◆ Stored records
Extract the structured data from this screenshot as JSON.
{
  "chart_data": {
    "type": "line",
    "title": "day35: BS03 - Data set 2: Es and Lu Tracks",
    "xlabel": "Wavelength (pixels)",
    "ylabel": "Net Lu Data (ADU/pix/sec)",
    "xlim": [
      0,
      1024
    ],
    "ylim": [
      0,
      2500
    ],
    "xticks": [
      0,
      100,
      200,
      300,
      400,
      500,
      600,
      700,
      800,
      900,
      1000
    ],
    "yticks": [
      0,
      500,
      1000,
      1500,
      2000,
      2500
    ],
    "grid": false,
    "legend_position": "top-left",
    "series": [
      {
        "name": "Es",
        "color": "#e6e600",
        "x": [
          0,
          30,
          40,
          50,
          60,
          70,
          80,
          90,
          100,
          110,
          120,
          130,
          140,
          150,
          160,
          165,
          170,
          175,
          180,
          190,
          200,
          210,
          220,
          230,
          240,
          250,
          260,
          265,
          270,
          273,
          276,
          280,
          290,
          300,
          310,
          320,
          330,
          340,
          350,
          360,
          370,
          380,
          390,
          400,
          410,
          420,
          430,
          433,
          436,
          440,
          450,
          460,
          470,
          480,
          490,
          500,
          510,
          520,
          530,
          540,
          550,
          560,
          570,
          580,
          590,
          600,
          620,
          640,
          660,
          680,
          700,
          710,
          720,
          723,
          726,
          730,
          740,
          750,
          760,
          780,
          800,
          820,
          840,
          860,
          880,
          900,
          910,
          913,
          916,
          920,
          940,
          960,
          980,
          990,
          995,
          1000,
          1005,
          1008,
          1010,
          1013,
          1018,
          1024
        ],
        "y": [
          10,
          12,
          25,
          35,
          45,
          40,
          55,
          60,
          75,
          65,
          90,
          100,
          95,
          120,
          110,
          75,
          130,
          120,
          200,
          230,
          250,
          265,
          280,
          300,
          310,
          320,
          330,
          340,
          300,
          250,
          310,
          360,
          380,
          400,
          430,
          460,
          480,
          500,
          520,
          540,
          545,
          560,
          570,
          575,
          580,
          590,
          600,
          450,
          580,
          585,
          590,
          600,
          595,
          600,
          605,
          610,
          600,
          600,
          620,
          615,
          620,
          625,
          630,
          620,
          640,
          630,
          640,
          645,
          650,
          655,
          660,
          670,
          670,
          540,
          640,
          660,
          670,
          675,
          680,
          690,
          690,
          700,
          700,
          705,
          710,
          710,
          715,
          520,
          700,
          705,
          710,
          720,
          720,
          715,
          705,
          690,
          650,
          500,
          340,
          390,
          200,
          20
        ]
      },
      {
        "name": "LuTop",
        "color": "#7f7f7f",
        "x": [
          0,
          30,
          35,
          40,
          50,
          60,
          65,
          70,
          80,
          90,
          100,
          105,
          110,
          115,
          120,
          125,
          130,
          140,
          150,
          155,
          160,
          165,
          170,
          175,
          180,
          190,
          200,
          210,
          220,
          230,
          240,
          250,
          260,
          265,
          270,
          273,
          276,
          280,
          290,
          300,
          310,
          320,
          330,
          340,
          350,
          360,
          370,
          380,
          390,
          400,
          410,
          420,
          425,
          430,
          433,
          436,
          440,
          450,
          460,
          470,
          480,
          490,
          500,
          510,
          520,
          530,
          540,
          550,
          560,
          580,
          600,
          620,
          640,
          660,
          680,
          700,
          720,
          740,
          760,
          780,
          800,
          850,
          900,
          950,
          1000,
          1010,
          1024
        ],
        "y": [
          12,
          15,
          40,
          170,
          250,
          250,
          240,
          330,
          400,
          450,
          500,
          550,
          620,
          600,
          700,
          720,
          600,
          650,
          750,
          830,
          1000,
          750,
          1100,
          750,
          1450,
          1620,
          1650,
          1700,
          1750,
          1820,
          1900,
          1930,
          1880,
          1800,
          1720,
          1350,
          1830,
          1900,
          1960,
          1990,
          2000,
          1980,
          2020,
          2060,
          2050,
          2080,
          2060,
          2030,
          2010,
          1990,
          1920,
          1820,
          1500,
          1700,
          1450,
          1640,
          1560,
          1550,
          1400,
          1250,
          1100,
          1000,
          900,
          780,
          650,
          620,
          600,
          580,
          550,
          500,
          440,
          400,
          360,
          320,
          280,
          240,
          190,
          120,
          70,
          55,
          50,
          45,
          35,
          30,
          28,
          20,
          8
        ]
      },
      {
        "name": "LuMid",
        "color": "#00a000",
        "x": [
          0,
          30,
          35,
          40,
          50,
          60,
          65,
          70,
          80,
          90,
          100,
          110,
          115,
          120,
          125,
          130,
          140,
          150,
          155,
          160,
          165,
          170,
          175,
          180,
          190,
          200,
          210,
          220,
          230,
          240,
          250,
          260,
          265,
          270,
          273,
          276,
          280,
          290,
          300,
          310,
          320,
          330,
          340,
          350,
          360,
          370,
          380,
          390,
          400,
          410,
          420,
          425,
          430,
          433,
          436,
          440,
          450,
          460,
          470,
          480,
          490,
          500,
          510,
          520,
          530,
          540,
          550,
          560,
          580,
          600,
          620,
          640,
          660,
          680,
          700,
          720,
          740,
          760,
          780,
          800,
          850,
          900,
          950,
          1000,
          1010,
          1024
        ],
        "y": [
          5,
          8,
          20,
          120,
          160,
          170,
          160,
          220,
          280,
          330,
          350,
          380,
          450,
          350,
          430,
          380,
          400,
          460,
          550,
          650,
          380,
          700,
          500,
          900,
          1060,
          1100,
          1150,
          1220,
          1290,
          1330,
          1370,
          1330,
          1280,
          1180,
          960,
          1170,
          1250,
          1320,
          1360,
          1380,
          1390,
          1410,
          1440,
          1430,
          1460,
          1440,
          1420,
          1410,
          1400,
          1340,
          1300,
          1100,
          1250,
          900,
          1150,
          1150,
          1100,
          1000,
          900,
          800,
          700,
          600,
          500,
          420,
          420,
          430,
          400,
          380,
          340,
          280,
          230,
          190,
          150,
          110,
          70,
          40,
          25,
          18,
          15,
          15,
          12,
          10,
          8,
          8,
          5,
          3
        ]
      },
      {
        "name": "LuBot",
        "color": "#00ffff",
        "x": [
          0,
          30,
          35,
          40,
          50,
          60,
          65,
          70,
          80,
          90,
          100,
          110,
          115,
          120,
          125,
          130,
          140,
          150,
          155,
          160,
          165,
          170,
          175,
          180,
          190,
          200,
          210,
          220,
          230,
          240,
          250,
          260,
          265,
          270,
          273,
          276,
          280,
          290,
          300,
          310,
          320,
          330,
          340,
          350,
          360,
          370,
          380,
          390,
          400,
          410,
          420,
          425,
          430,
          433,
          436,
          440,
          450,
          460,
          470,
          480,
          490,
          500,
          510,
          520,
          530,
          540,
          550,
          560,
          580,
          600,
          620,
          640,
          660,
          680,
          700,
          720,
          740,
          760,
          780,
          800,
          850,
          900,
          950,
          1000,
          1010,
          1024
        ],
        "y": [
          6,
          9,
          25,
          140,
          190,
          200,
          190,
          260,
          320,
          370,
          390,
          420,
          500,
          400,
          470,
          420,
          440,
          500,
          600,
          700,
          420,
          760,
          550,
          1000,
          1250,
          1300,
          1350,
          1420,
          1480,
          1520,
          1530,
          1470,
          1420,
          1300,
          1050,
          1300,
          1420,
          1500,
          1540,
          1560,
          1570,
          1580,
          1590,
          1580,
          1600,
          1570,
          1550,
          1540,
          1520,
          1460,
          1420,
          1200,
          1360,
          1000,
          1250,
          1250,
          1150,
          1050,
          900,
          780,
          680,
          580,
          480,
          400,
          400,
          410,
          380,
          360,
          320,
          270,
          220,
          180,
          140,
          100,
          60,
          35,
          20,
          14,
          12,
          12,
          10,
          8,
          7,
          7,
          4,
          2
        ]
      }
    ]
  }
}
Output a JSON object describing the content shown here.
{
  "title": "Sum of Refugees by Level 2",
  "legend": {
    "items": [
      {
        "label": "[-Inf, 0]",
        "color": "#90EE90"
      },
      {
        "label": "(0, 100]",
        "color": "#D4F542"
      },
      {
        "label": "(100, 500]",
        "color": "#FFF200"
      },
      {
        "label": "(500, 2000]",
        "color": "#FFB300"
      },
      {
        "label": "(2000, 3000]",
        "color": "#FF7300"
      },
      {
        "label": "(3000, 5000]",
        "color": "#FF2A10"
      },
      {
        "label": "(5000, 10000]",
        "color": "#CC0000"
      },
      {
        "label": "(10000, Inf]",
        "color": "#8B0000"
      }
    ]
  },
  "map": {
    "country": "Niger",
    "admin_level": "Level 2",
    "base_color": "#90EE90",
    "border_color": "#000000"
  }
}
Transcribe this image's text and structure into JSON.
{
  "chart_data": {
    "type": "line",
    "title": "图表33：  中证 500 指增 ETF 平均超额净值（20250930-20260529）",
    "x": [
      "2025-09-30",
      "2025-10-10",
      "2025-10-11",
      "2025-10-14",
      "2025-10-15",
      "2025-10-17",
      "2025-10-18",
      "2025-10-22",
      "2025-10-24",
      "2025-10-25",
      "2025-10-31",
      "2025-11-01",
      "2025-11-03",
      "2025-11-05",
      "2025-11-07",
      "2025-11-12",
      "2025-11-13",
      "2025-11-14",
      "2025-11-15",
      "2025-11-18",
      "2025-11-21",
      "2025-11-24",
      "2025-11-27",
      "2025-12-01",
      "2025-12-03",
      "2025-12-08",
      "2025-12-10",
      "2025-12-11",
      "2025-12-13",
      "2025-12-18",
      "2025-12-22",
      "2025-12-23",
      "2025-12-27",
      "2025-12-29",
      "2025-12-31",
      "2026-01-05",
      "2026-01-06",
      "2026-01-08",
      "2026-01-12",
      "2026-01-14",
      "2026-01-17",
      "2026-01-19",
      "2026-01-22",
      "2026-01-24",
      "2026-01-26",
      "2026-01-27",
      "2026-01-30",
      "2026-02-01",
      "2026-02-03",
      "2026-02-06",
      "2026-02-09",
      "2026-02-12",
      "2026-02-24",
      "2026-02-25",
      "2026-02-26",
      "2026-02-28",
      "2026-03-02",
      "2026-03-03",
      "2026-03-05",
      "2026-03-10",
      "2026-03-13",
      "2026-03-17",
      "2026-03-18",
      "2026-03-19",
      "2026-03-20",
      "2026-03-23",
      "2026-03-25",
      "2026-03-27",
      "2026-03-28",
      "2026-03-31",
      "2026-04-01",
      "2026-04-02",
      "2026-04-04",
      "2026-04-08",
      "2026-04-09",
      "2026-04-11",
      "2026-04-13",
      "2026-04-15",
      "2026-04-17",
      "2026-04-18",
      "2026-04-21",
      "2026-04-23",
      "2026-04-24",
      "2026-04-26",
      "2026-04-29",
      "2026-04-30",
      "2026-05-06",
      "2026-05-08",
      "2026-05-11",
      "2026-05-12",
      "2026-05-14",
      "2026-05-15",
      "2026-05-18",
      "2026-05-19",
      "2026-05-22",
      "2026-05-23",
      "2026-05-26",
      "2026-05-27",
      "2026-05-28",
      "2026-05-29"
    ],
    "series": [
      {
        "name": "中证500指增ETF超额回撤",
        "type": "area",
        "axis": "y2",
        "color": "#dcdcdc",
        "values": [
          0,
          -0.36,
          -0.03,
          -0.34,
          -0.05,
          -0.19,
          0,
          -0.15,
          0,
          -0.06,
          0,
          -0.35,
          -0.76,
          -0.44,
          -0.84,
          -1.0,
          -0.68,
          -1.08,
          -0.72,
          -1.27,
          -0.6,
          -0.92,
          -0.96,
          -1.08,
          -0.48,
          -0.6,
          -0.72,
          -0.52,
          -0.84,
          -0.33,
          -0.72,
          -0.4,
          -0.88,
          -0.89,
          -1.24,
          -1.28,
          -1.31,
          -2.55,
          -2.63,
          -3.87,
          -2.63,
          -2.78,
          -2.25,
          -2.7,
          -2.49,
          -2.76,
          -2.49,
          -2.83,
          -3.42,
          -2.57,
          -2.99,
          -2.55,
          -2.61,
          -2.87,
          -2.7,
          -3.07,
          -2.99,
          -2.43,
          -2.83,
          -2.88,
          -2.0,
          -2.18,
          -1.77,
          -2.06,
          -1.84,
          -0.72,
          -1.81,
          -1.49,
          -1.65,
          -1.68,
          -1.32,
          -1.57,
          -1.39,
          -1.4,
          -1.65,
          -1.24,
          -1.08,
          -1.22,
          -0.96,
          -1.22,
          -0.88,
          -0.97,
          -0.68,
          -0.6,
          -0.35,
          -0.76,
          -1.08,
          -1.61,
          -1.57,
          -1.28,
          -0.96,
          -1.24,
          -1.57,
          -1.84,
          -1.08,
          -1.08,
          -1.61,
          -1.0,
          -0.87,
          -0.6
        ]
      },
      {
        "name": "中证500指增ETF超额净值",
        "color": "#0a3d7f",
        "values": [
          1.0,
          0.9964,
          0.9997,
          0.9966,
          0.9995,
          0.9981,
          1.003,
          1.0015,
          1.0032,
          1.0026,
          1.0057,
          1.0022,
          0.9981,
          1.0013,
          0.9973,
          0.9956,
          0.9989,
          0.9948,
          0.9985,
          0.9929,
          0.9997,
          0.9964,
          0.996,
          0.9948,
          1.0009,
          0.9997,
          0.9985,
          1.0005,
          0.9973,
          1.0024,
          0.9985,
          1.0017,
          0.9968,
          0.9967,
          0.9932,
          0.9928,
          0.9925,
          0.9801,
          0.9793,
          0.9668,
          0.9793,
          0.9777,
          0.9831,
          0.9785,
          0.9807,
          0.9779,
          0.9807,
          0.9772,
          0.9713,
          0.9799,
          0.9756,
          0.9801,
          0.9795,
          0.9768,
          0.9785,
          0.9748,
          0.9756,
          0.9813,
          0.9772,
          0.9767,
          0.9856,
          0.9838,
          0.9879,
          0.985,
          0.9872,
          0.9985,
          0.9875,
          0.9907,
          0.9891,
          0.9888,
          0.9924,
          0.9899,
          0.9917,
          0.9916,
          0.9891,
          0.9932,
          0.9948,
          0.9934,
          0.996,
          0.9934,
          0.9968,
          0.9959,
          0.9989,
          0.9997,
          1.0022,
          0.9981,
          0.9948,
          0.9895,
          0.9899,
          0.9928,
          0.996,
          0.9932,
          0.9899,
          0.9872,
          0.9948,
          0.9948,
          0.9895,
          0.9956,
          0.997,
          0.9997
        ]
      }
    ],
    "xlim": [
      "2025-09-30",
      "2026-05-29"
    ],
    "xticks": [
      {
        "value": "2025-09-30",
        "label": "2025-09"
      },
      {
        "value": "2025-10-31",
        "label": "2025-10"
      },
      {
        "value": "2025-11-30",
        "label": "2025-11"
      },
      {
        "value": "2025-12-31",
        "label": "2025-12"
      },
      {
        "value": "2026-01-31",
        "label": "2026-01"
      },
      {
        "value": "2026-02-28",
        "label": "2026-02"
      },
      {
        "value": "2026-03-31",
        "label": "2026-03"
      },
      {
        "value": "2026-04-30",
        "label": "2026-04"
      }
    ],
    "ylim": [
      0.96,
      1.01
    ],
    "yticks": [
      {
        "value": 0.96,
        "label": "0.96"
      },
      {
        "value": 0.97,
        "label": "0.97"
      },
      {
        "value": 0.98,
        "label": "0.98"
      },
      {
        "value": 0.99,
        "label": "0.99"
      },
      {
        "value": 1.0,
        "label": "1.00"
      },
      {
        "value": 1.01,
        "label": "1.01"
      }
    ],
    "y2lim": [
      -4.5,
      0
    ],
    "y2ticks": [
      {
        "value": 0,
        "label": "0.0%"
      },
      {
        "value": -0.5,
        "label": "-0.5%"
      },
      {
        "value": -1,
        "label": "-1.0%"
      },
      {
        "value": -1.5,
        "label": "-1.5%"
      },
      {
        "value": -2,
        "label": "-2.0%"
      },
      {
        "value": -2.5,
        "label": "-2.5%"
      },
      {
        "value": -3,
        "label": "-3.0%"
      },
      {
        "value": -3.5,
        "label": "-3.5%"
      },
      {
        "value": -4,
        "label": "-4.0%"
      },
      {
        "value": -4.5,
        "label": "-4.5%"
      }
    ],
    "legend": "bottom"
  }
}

◆ Task description
Gather each line of the listing that holds the string "name".

◆ Result of this exercise
        "name": "Es",
        "name": "LuTop",
        "name": "LuMid",
        "name": "LuBot",
        "name": "中证500指增ETF超额回撤",
        "name": "中证500指增ETF超额净值",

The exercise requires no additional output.